WHAT THE TASK REQUIRES -
Skip all pictures, then print the remaining material exactly.

DATA EXTRACT -
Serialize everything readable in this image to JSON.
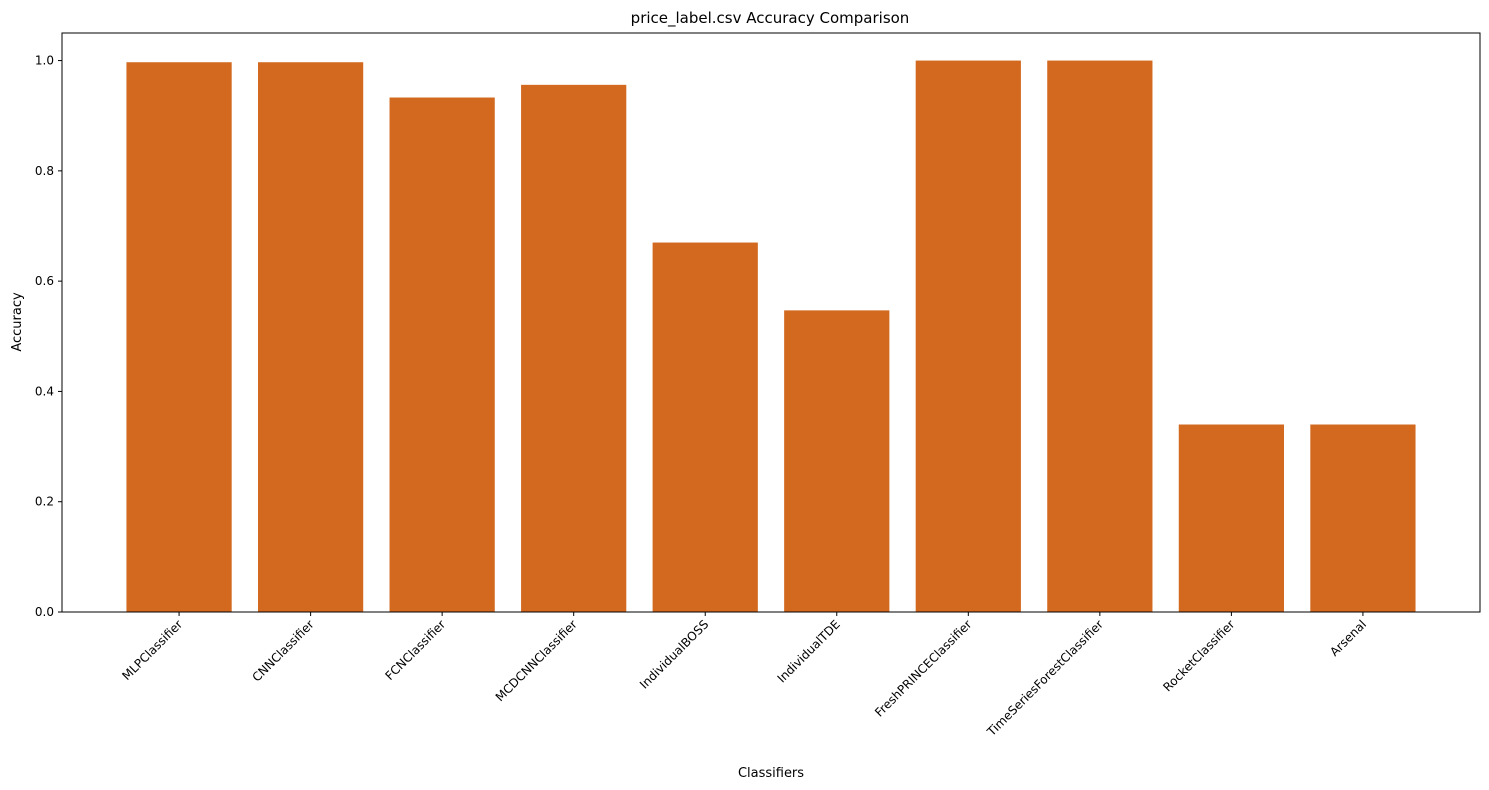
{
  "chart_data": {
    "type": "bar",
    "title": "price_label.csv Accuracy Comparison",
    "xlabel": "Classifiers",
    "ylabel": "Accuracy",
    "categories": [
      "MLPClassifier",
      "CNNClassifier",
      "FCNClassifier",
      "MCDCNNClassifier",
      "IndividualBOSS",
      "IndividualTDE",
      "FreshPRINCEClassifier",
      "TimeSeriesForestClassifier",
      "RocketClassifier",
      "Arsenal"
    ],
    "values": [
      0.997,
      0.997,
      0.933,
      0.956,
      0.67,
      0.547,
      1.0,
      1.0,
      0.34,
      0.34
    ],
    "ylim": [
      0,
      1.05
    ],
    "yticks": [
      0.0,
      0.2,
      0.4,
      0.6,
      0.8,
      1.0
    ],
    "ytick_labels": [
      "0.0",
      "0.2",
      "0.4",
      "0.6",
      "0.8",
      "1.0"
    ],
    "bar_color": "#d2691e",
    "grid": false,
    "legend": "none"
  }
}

RESULT OF THE EXERCISE -
Serialize everything readable in this image to JSON.
{
  "chart_data": {
    "type": "bar",
    "title": "price_label.csv Accuracy Comparison",
    "xlabel": "Classifiers",
    "ylabel": "Accuracy",
    "categories": [
      "MLPClassifier",
      "CNNClassifier",
      "FCNClassifier",
      "MCDCNNClassifier",
      "IndividualBOSS",
      "IndividualTDE",
      "FreshPRINCEClassifier",
      "TimeSeriesForestClassifier",
      "RocketClassifier",
      "Arsenal"
    ],
    "values": [
      0.997,
      0.997,
      0.933,
      0.956,
      0.67,
      0.547,
      1.0,
      1.0,
      0.34,
      0.34
    ],
    "ylim": [
      0,
      1.05
    ],
    "yticks": [
      0.0,
      0.2,
      0.4,
      0.6,
      0.8,
      1.0
    ],
    "ytick_labels": [
      "0.0",
      "0.2",
      "0.4",
      "0.6",
      "0.8",
      "1.0"
    ],
    "bar_color": "#d2691e",
    "grid": false,
    "legend": "none"
  }
}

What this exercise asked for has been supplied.